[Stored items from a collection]
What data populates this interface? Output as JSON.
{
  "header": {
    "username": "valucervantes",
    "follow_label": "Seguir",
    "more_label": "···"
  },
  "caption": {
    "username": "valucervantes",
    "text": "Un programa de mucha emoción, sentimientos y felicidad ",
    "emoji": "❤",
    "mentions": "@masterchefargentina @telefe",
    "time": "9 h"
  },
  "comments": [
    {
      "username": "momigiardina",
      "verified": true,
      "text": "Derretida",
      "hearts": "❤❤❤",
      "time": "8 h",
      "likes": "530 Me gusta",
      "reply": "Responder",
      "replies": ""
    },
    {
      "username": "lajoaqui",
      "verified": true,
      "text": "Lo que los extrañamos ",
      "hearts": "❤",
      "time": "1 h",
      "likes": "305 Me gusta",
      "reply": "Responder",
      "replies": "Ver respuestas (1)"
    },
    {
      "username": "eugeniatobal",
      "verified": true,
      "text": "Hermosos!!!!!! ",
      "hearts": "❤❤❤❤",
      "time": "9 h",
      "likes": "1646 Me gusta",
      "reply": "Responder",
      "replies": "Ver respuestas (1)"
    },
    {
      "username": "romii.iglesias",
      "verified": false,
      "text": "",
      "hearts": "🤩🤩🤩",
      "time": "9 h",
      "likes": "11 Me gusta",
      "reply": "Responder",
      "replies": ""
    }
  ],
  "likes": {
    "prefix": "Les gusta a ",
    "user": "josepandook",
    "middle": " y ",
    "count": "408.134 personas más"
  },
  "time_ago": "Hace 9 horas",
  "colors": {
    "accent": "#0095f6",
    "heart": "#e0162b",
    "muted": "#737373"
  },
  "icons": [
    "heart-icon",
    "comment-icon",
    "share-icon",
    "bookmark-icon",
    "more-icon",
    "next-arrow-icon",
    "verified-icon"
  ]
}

[Task statement] Output every line above without altering anything.

[Response]
What data populates this interface? Output as JSON.
{
  "header": {
    "username": "valucervantes",
    "follow_label": "Seguir",
    "more_label": "···"
  },
  "caption": {
    "username": "valucervantes",
    "text": "Un programa de mucha emoción, sentimientos y felicidad ",
    "emoji": "❤",
    "mentions": "@masterchefargentina @telefe",
    "time": "9 h"
  },
  "comments": [
    {
      "username": "momigiardina",
      "verified": true,
      "text": "Derretida",
      "hearts": "❤❤❤",
      "time": "8 h",
      "likes": "530 Me gusta",
      "reply": "Responder",
      "replies": ""
    },
    {
      "username": "lajoaqui",
      "verified": true,
      "text": "Lo que los extrañamos ",
      "hearts": "❤",
      "time": "1 h",
      "likes": "305 Me gusta",
      "reply": "Responder",
      "replies": "Ver respuestas (1)"
    },
    {
      "username": "eugeniatobal",
      "verified": true,
      "text": "Hermosos!!!!!! ",
      "hearts": "❤❤❤❤",
      "time": "9 h",
      "likes": "1646 Me gusta",
      "reply": "Responder",
      "replies": "Ver respuestas (1)"
    },
    {
      "username": "romii.iglesias",
      "verified": false,
      "text": "",
      "hearts": "🤩🤩🤩",
      "time": "9 h",
      "likes": "11 Me gusta",
      "reply": "Responder",
      "replies": ""
    }
  ],
  "likes": {
    "prefix": "Les gusta a ",
    "user": "josepandook",
    "middle": " y ",
    "count": "408.134 personas más"
  },
  "time_ago": "Hace 9 horas",
  "colors": {
    "accent": "#0095f6",
    "heart": "#e0162b",
    "muted": "#737373"
  },
  "icons": [
    "heart-icon",
    "comment-icon",
    "share-icon",
    "bookmark-icon",
    "more-icon",
    "next-arrow-icon",
    "verified-icon"
  ]
}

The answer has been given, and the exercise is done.